2. Anche nei rapporti con il Terzo Mondo si intrecciano inestricabilmente problemi economici e politici. L'europeismo - bisogna riconoscerlo - non è stato capace di fornire all'Europa una piattaforma culturale su cui riorganizzare quei rapporti dopo la fine dell'epoca coloniale. È prevalsa, nei paesi dell'Europa occidentale, una tendenza analoga e parallela a quella che abbiamo osservato a proposito del Mercato Comune, la tendenza cioè a considerare il modello dell'economia di mercato come il migliore dei modelli possibili anche per i paesi ex coloniali e sottosviluppati (denominati eufemisticamente ‛in via di sviluppo': dove per via si intende appunto quella che conduce all'economia di mercato). L'errore di voler imporre un modello assai spesso impraticabile per quei paesi si aggrava quando a quel modello si pretende di conferire il significato di una sfida ideologica, contrapponendo la dottrina del mercato concorrenziale alla dottrina della pianificazione. Ne deriva il rischio di cancellare la specificità del problema Nord-Sud, di ridurlo a variabile dipendente del confronto bipolare Est-Ovest e di escludere così un ruolo proprio dell'Europa, che invece può essere decisivo per condurre il problema Nord-Sud dal conflitto alla cooperazione.

__Record forniti__
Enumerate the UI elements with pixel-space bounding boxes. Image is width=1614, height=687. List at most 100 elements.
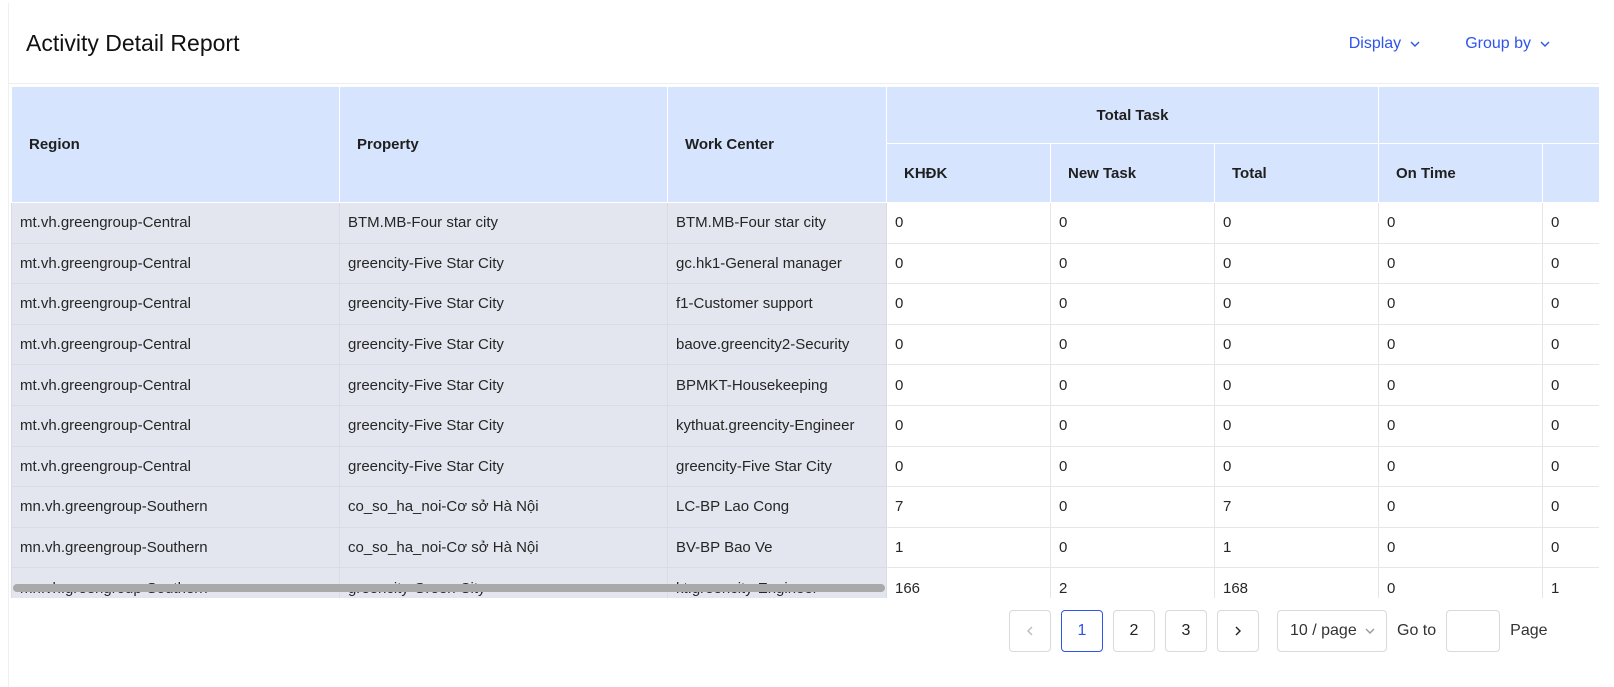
cell-total: 168 <box>1213 567 1380 598</box>
goto-page-input[interactable] <box>1446 610 1501 652</box>
cell-khdk: 0 <box>886 323 1051 366</box>
table-row: mt.vh.greengroup-Central greencity-Five … <box>11 404 1599 447</box>
cell-on-time: 0 <box>1378 567 1544 598</box>
report-page: Activity Detail Report Display Group by … <box>8 3 1599 687</box>
column-header-khdk[interactable]: KHĐK <box>886 143 1051 203</box>
cell-on-time: 0 <box>1378 404 1544 447</box>
cell-work-center: BTM.MB-Four star city <box>667 202 887 244</box>
column-header-next[interactable] <box>1542 143 1599 203</box>
cell-on-time: 0 <box>1378 323 1544 366</box>
cell-total: 0 <box>1213 242 1380 285</box>
cell-khdk: 7 <box>886 486 1051 528</box>
column-header-region[interactable]: Region <box>11 86 340 203</box>
cell-region: mn.vh.greengroup-Southern <box>11 567 340 598</box>
chevron-down-icon <box>1410 41 1420 47</box>
cell-work-center: BPMKT-Housekeeping <box>667 364 887 406</box>
cell-property: co_so_ha_noi-Cơ sở Hà Nội <box>339 486 668 528</box>
cell-total: 0 <box>1213 202 1380 244</box>
cell-work-center: kythuat.greencity-Engineer <box>667 404 887 447</box>
cell-on-time: 0 <box>1378 242 1544 285</box>
group-by-dropdown[interactable]: Group by <box>1465 35 1551 53</box>
cell-next: 0 <box>1542 242 1599 285</box>
cell-region: mt.vh.greengroup-Central <box>11 323 340 366</box>
cell-property: greencity-Five Star City <box>339 404 668 447</box>
cell-on-time: 0 <box>1378 445 1544 488</box>
group-by-dropdown-label: Group by <box>1465 35 1531 52</box>
cell-khdk: 166 <box>886 567 1051 598</box>
table-row: mt.vh.greengroup-Central greencity-Five … <box>11 283 1599 325</box>
report-table-container[interactable]: Region Property Work Center Total Task K… <box>11 86 1599 598</box>
next-page-button[interactable] <box>1217 610 1259 652</box>
cell-region: mt.vh.greengroup-Central <box>11 445 340 488</box>
cell-total: 0 <box>1213 283 1380 325</box>
table-row: mt.vh.greengroup-Central BTM.MB-Four sta… <box>11 202 1599 244</box>
table-row: mt.vh.greengroup-Central greencity-Five … <box>11 445 1599 488</box>
cell-property: BTM.MB-Four star city <box>339 202 668 244</box>
cell-total: 0 <box>1213 445 1380 488</box>
cell-khdk: 0 <box>886 283 1051 325</box>
column-header-new-task[interactable]: New Task <box>1050 143 1215 203</box>
cell-region: mn.vh.greengroup-Southern <box>11 526 340 569</box>
cell-next: 0 <box>1542 283 1599 325</box>
cell-region: mt.vh.greengroup-Central <box>11 404 340 447</box>
cell-new-task: 0 <box>1050 364 1215 406</box>
table-row: mt.vh.greengroup-Central greencity-Five … <box>11 364 1599 406</box>
page-size-label: 10 / page <box>1290 622 1357 639</box>
cell-next: 0 <box>1542 202 1599 244</box>
page-button-1[interactable]: 1 <box>1061 610 1103 652</box>
cell-work-center: gc.hk1-General manager <box>667 242 887 285</box>
display-dropdown-label: Display <box>1348 35 1402 52</box>
cell-next: 0 <box>1542 486 1599 528</box>
cell-property: greencity-Five Star City <box>339 323 668 366</box>
page-title: Activity Detail Report <box>26 30 240 56</box>
cell-khdk: 0 <box>886 404 1051 447</box>
column-header-property[interactable]: Property <box>339 86 668 203</box>
column-header-total[interactable]: Total <box>1213 143 1380 203</box>
page-button-2[interactable]: 2 <box>1113 610 1155 652</box>
prev-page-button[interactable] <box>1009 610 1051 652</box>
cell-new-task: 0 <box>1050 323 1215 366</box>
cell-work-center: f1-Customer support <box>667 283 887 325</box>
chevron-right-icon <box>1235 626 1241 636</box>
cell-new-task: 2 <box>1050 567 1215 598</box>
column-group-total-task: Total Task <box>885 86 1380 144</box>
cell-new-task: 0 <box>1050 526 1215 569</box>
cell-khdk: 0 <box>886 364 1051 406</box>
report-table: Region Property Work Center Total Task K… <box>11 86 1599 598</box>
display-dropdown[interactable]: Display <box>1349 35 1421 53</box>
cell-new-task: 0 <box>1050 242 1215 285</box>
cell-new-task: 0 <box>1050 445 1215 488</box>
column-header-on-time[interactable]: On Time <box>1378 143 1544 203</box>
horizontal-scrollbar[interactable] <box>13 584 885 592</box>
column-header-work-center[interactable]: Work Center <box>667 86 887 203</box>
cell-khdk: 0 <box>886 445 1051 488</box>
cell-next: 0 <box>1542 404 1599 447</box>
page-size-select[interactable]: 10 / page <box>1277 610 1387 652</box>
cell-region: mt.vh.greengroup-Central <box>11 242 340 285</box>
cell-next: 1 <box>1542 567 1599 598</box>
cell-total: 7 <box>1213 486 1380 528</box>
page-button-3[interactable]: 3 <box>1165 610 1207 652</box>
cell-work-center: greencity-Five Star City <box>667 445 887 488</box>
cell-region: mt.vh.greengroup-Central <box>11 364 340 406</box>
chevron-down-icon <box>1540 41 1550 47</box>
cell-new-task: 0 <box>1050 283 1215 325</box>
cell-property: greencity-Five Star City <box>339 445 668 488</box>
cell-property: greencity-Five Star City <box>339 364 668 406</box>
report-header: Activity Detail Report Display Group by <box>9 3 1599 84</box>
cell-region: mt.vh.greengroup-Central <box>11 283 340 325</box>
cell-work-center: LC-BP Lao Cong <box>667 486 887 528</box>
cell-region: mt.vh.greengroup-Central <box>11 202 340 244</box>
cell-property: greencity-Green City <box>339 567 668 598</box>
cell-on-time: 0 <box>1378 364 1544 406</box>
table-row: mn.vh.greengroup-Southern greencity-Gree… <box>11 567 1599 598</box>
table-row: mn.vh.greengroup-Southern co_so_ha_noi-C… <box>11 526 1599 569</box>
cell-khdk: 0 <box>886 202 1051 244</box>
cell-total: 0 <box>1213 364 1380 406</box>
cell-work-center: baove.greencity2-Security <box>667 323 887 366</box>
cell-property: greencity-Five Star City <box>339 242 668 285</box>
column-group-next <box>1378 86 1599 144</box>
table-row: mn.vh.greengroup-Southern co_so_ha_noi-C… <box>11 486 1599 528</box>
cell-next: 0 <box>1542 526 1599 569</box>
chevron-down-icon <box>1365 628 1375 634</box>
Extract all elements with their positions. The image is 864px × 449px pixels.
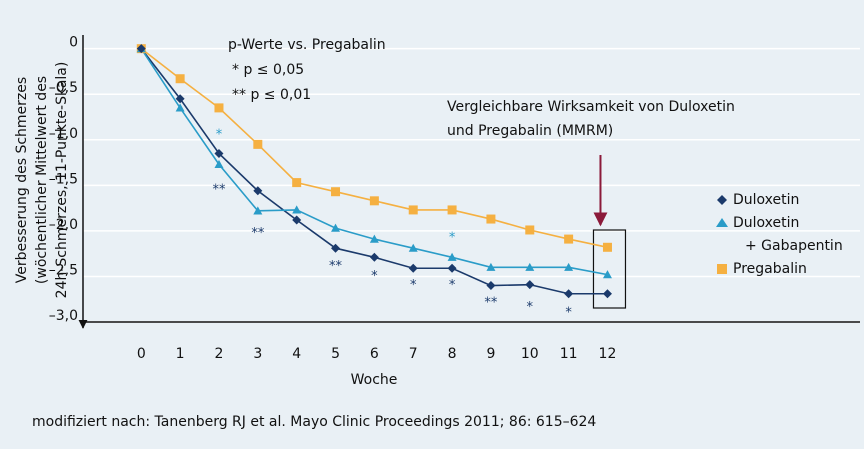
data-point bbox=[369, 196, 379, 206]
x-tick-label: 12 bbox=[599, 346, 617, 362]
legend-label: Pregabalin bbox=[733, 261, 807, 277]
significance-mark: * bbox=[449, 231, 456, 246]
legend-label: Duloxetin + Gabapentin bbox=[733, 215, 843, 254]
highlight-box bbox=[592, 229, 627, 309]
data-point bbox=[486, 281, 496, 291]
x-tick-label: 4 bbox=[292, 346, 301, 362]
y-tick-label: –1,5 bbox=[49, 171, 78, 187]
data-point bbox=[136, 44, 146, 54]
data-point bbox=[486, 214, 496, 224]
x-tick-label: 6 bbox=[370, 346, 379, 362]
data-point bbox=[408, 243, 418, 252]
x-tick-label: 2 bbox=[215, 346, 224, 362]
significance-mark: ** bbox=[484, 295, 498, 310]
x-tick-label: 9 bbox=[486, 346, 495, 362]
x-tick-label: 5 bbox=[331, 346, 340, 362]
x-tick-label: 3 bbox=[253, 346, 262, 362]
data-point bbox=[331, 187, 341, 197]
y-tick-label: –3,0 bbox=[49, 308, 78, 324]
data-point bbox=[525, 262, 535, 271]
x-tick-label: 10 bbox=[521, 346, 539, 362]
significance-mark: * bbox=[449, 278, 456, 293]
p-legend: p-Werte vs. Pregabalin bbox=[228, 37, 386, 53]
y-tick-label: –2,0 bbox=[49, 217, 78, 233]
data-point bbox=[253, 139, 263, 149]
significance-mark: * bbox=[371, 269, 378, 284]
y-tick-label: –1,0 bbox=[49, 126, 78, 142]
x-tick-label: 11 bbox=[560, 346, 578, 362]
data-point bbox=[175, 94, 185, 104]
p-legend: ** p ≤ 0,01 bbox=[232, 87, 311, 103]
x-tick-label: 7 bbox=[409, 346, 418, 362]
data-point bbox=[602, 242, 612, 252]
data-point bbox=[331, 243, 341, 253]
legend-label: Duloxetin bbox=[733, 192, 799, 208]
data-point bbox=[564, 234, 574, 244]
data-point bbox=[175, 74, 185, 84]
data-point bbox=[447, 263, 457, 273]
data-point bbox=[214, 148, 224, 158]
data-point bbox=[292, 215, 302, 225]
x-axis-label: Woche bbox=[351, 372, 398, 388]
y-axis-label: Verbesserung des Schmerzes bbox=[14, 77, 30, 283]
data-point bbox=[486, 262, 496, 271]
data-point bbox=[525, 225, 535, 235]
y-tick-label: –2,5 bbox=[49, 262, 78, 278]
data-point bbox=[369, 234, 379, 243]
y-axis-label: 24h-Schmerzes, 11-Punkte-Skala) bbox=[54, 62, 70, 299]
y-tick-label: –0,5 bbox=[49, 80, 78, 96]
significance-mark: ** bbox=[251, 226, 265, 241]
data-point bbox=[292, 205, 302, 214]
y-axis-label: (wöchentlicher Mittelwert des bbox=[34, 76, 50, 284]
data-point bbox=[253, 186, 263, 196]
x-tick-label: 0 bbox=[137, 346, 146, 362]
data-point bbox=[447, 205, 457, 215]
data-point bbox=[292, 178, 302, 188]
data-point bbox=[214, 159, 224, 168]
data-point bbox=[369, 252, 379, 262]
significance-mark: * bbox=[216, 128, 223, 143]
legend-marker bbox=[717, 195, 727, 205]
data-point bbox=[525, 280, 535, 290]
data-point bbox=[253, 206, 263, 215]
data-point bbox=[175, 103, 185, 112]
legend-marker bbox=[716, 218, 728, 227]
data-point bbox=[214, 103, 224, 113]
annotation: Vergleichbare Wirksamkeit von Duloxetin bbox=[447, 99, 735, 115]
source: modifiziert nach: Tanenberg RJ et al. Ma… bbox=[32, 414, 596, 430]
significance-mark: ** bbox=[212, 182, 226, 197]
data-point bbox=[331, 223, 341, 232]
data-point bbox=[602, 270, 612, 279]
data-point bbox=[447, 252, 457, 261]
x-tick-label: 1 bbox=[176, 346, 185, 362]
data-point bbox=[564, 289, 574, 299]
data-point bbox=[602, 289, 612, 299]
significance-mark: * bbox=[410, 278, 417, 293]
x-tick-label: 8 bbox=[448, 346, 457, 362]
significance-mark: ** bbox=[329, 259, 343, 274]
p-legend: * p ≤ 0,05 bbox=[232, 62, 304, 78]
data-point bbox=[408, 205, 418, 215]
data-point bbox=[564, 262, 574, 271]
significance-mark: * bbox=[527, 300, 534, 315]
annotation: und Pregabalin (MMRM) bbox=[447, 123, 613, 139]
significance-mark: * bbox=[565, 305, 572, 320]
data-point bbox=[408, 263, 418, 273]
y-tick-label: 0 bbox=[69, 35, 78, 51]
legend-marker bbox=[717, 264, 727, 274]
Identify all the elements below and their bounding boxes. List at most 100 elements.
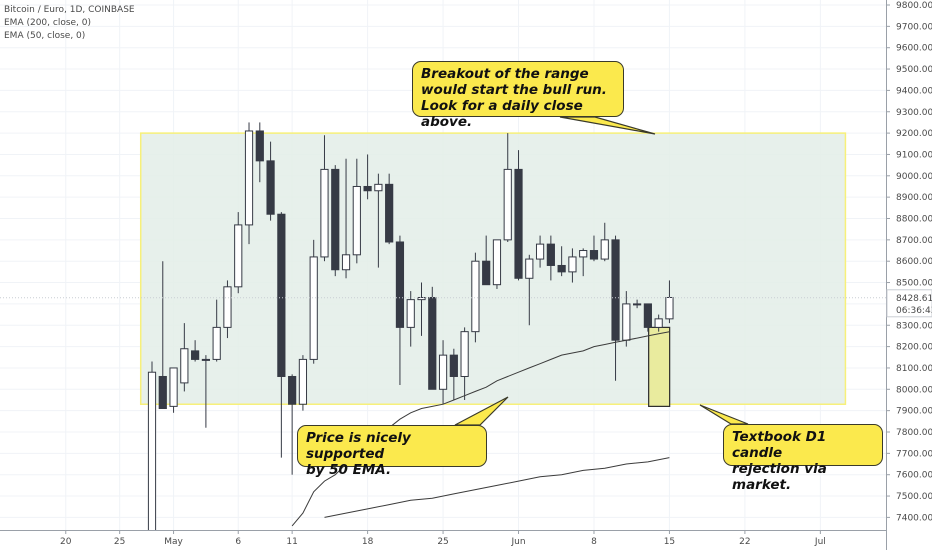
candle-body — [191, 350, 200, 360]
candle-body — [460, 331, 469, 377]
candle — [212, 299, 221, 362]
candle-body — [428, 296, 437, 390]
rejection-note-line-2: rejection via market. — [732, 461, 827, 493]
candle — [406, 291, 415, 347]
candle — [298, 355, 308, 411]
price-tick-label: 9400.00 — [896, 86, 932, 96]
candle — [438, 340, 448, 405]
candle-body — [169, 367, 178, 407]
price-tick-label: 9500.00 — [896, 65, 932, 75]
price-tick-label: 7600.00 — [896, 471, 932, 481]
price-tick-label: 9300.00 — [896, 108, 932, 118]
time-tick-label: 20 — [60, 537, 72, 547]
candle — [449, 348, 458, 400]
candle — [643, 303, 652, 332]
price-tick-label: 9200.00 — [896, 129, 932, 139]
candle-body — [255, 130, 264, 162]
candle — [514, 150, 523, 281]
price-tick-label: 8100.00 — [896, 364, 932, 374]
candle — [223, 280, 232, 339]
candle — [244, 122, 254, 245]
candle-body — [535, 243, 545, 260]
candle — [395, 235, 405, 386]
candle — [191, 340, 200, 362]
candle-body — [503, 168, 512, 241]
candle-body — [482, 260, 491, 286]
price-tick-label: 7800.00 — [896, 428, 932, 438]
price-tick-label: 7500.00 — [896, 492, 932, 502]
breakout-note-line-1: Breakout of the range — [421, 66, 589, 82]
time-tick-label: Jun — [510, 537, 525, 547]
candle-body — [557, 264, 566, 273]
price-tick-label: 9700.00 — [896, 22, 932, 32]
candle-body — [298, 358, 308, 405]
time-tick-label: 18 — [362, 537, 374, 547]
candle — [320, 135, 329, 262]
rejection-note-line-1: Textbook D1 candle — [732, 429, 827, 461]
candle-body — [406, 299, 415, 328]
candle — [374, 173, 383, 268]
candle — [158, 261, 167, 410]
ema200-line — [324, 457, 670, 518]
candle — [589, 235, 599, 262]
candle-body — [244, 130, 254, 226]
price-tick-label: 7400.00 — [896, 513, 932, 523]
candle-body — [331, 168, 340, 271]
breakout-note-line-2: would start the bull run. — [421, 82, 607, 98]
candle — [600, 222, 609, 262]
candle-body — [363, 185, 372, 192]
candle — [288, 374, 297, 475]
time-tick-label: Jul — [814, 537, 826, 547]
candle-body — [288, 375, 297, 405]
candle-body — [633, 303, 642, 306]
candle — [352, 158, 361, 264]
time-tick-label: 11 — [286, 537, 297, 547]
rejection-note[interactable]: Textbook D1 candle rejection via market. — [723, 424, 883, 493]
legend-ema50: EMA (50, close, 0) — [4, 31, 86, 41]
breakout-note-pointer — [559, 116, 656, 135]
rejection-note-pointer — [699, 404, 749, 425]
breakout-note[interactable]: Breakout of the range would start the bu… — [412, 61, 624, 130]
candle — [525, 254, 534, 326]
last-price-label: 8428.61 — [896, 294, 932, 304]
candle-body — [492, 239, 502, 286]
candle — [266, 141, 275, 221]
candle — [277, 212, 286, 458]
price-tick-label: 8900.00 — [896, 193, 932, 203]
time-tick-label: May — [164, 537, 183, 547]
candle — [255, 122, 264, 183]
support-note[interactable]: Price is nicely supported by 50 EMA. — [297, 425, 487, 478]
legend-symbol: Bitcoin / Euro, 1D, COINBASE — [4, 5, 135, 15]
price-tick-label: 9100.00 — [896, 150, 932, 160]
candle — [385, 173, 394, 245]
candle-body — [611, 239, 620, 341]
candle-body — [643, 303, 652, 328]
candle — [363, 154, 372, 200]
candle-body — [449, 354, 458, 377]
legend-ema200: EMA (200, close, 0) — [4, 18, 92, 28]
support-note-line-2: by 50 EMA. — [306, 462, 392, 478]
candle — [535, 235, 545, 268]
candle — [557, 246, 566, 277]
candle-body — [320, 168, 329, 258]
candle — [331, 165, 340, 277]
candle-body — [622, 303, 631, 341]
price-tick-label: 8600.00 — [896, 257, 932, 267]
candle — [633, 299, 642, 309]
candle-body — [158, 375, 167, 410]
candle-body — [223, 286, 232, 328]
candle — [482, 235, 491, 286]
candle-body — [589, 250, 599, 260]
candle — [568, 248, 577, 283]
candle-body — [665, 296, 674, 320]
candle — [309, 239, 318, 364]
support-note-line-1: Price is nicely supported — [306, 430, 411, 462]
time-tick-label: 25 — [437, 537, 448, 547]
candle-body — [234, 224, 243, 288]
candle — [579, 248, 588, 277]
price-tick-label: 9800.00 — [896, 1, 932, 11]
candle-body — [212, 326, 221, 360]
price-tick-label: 8000.00 — [896, 385, 932, 395]
time-tick-label: 25 — [114, 537, 125, 547]
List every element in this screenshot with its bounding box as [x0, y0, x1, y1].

__Consegna__
Puoi citare per intero, parola per parola, il brano sui rapporti tra l'Europa e il Terzo Mondo?

__Soluzione__
2. Anche nei rapporti con il Terzo Mondo si intrecciano inestricabilmente problemi economici e politici. L'europeismo - bisogna riconoscerlo - non è stato capace di fornire all'Europa una piattaforma culturale su cui riorganizzare quei rapporti dopo la fine dell'epoca coloniale. È prevalsa, nei paesi dell'Europa occidentale, una tendenza analoga e parallela a quella che abbiamo osservato a proposito del Mercato Comune, la tendenza cioè a considerare il modello dell'economia di mercato come il migliore dei modelli possibili anche per i paesi ex coloniali e sottosviluppati (denominati eufemisticamente ‛in via di sviluppo': dove per via si intende appunto quella che conduce all'economia di mercato). L'errore di voler imporre un modello assai spesso impraticabile per quei paesi si aggrava quando a quel modello si pretende di conferire il significato di una sfida ideologica, contrapponendo la dottrina del mercato concorrenziale alla dottrina della pianificazione. Ne deriva il rischio di cancellare la specificità del problema Nord-Sud, di ridurlo a variabile dipendente del confronto bipolare Est-Ovest e di escludere così un ruolo proprio dell'Europa, che invece può essere decisivo per condurre il problema Nord-Sud dal conflitto alla cooperazione.